◆ **Written request**: Check each line of the records below and collect those holding "longitudes".

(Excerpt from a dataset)
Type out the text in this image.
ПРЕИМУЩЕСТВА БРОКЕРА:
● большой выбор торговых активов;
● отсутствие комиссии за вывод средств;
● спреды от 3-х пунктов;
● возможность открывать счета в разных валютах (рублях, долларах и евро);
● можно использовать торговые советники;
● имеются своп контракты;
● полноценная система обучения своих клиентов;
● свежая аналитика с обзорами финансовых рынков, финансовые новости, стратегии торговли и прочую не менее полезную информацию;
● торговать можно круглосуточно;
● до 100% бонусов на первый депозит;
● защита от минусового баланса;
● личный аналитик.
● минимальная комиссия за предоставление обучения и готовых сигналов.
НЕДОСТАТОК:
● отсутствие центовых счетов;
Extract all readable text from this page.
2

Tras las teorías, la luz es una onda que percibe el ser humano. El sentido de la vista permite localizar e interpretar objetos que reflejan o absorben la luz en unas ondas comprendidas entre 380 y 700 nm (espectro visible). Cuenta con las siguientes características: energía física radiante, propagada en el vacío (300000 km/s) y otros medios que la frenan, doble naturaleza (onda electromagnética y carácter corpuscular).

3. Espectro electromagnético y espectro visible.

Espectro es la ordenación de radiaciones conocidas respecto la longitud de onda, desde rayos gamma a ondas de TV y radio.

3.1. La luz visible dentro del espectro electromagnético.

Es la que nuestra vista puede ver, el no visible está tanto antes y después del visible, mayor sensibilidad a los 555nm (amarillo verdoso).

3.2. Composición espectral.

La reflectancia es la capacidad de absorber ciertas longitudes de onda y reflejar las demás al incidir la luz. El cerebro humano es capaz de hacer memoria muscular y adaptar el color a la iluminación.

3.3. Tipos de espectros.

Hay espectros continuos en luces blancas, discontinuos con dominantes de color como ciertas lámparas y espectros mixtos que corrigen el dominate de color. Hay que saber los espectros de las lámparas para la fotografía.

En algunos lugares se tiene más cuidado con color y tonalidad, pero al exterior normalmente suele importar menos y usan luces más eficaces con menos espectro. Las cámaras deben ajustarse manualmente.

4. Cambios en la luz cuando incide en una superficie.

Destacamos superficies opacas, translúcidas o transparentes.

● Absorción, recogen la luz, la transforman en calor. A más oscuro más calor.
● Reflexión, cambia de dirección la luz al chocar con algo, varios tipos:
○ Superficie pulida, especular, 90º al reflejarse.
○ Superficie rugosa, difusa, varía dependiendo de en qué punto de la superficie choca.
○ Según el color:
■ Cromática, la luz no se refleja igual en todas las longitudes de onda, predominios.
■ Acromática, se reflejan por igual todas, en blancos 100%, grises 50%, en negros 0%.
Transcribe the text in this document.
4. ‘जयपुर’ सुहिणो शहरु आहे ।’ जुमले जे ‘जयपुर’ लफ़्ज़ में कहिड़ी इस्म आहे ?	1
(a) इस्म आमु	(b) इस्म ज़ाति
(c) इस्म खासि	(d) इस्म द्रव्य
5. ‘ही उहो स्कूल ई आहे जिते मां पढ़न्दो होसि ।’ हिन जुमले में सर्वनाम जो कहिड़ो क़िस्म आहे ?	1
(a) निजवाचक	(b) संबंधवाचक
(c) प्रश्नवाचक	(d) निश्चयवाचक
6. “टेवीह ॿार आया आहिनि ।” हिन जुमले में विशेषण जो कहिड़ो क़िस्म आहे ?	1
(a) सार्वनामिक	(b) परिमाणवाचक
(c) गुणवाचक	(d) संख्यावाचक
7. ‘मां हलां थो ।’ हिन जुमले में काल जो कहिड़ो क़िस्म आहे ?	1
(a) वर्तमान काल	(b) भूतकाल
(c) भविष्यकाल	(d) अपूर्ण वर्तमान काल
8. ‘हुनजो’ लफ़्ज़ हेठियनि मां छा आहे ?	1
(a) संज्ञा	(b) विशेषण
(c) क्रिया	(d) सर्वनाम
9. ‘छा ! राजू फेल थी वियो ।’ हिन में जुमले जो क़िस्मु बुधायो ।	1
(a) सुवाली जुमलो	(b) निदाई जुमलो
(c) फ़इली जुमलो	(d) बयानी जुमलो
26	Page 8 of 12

◆ **Reply**:
La reflectancia es la capacidad de absorber ciertas longitudes de onda y reflejar las demás al incidir la luz. El cerebro humano es capaz de hacer memoria muscular y adaptar el color a la iluminación.
■ Cromática, la luz no se refleja igual en todas las longitudes de onda, predominios.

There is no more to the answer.